━━ Data for this task ━━
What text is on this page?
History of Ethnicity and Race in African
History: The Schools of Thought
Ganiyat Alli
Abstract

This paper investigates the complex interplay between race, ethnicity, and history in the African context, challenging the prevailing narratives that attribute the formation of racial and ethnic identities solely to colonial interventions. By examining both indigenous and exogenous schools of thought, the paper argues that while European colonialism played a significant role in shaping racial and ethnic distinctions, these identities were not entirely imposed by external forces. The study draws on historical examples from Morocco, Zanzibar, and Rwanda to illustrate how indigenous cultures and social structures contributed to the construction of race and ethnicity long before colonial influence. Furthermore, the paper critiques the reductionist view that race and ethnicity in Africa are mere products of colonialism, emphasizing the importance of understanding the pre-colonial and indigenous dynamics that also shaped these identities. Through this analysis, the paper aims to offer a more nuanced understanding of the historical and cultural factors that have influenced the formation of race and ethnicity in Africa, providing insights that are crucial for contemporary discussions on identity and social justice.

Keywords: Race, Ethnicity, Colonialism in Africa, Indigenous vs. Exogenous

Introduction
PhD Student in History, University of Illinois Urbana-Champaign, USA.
━━━
### Task to complete
Return the entries above exactly, each one complete.

### Final result
What text is on this page?
History of Ethnicity and Race in African
History: The Schools of Thought
Ganiyat Alli
Abstract

This paper investigates the complex interplay between race, ethnicity, and history in the African context, challenging the prevailing narratives that attribute the formation of racial and ethnic identities solely to colonial interventions. By examining both indigenous and exogenous schools of thought, the paper argues that while European colonialism played a significant role in shaping racial and ethnic distinctions, these identities were not entirely imposed by external forces. The study draws on historical examples from Morocco, Zanzibar, and Rwanda to illustrate how indigenous cultures and social structures contributed to the construction of race and ethnicity long before colonial influence. Furthermore, the paper critiques the reductionist view that race and ethnicity in Africa are mere products of colonialism, emphasizing the importance of understanding the pre-colonial and indigenous dynamics that also shaped these identities. Through this analysis, the paper aims to offer a more nuanced understanding of the historical and cultural factors that have influenced the formation of race and ethnicity in Africa, providing insights that are crucial for contemporary discussions on identity and social justice.

Keywords: Race, Ethnicity, Colonialism in Africa, Indigenous vs. Exogenous

Introduction
PhD Student in History, University of Illinois Urbana-Champaign, USA.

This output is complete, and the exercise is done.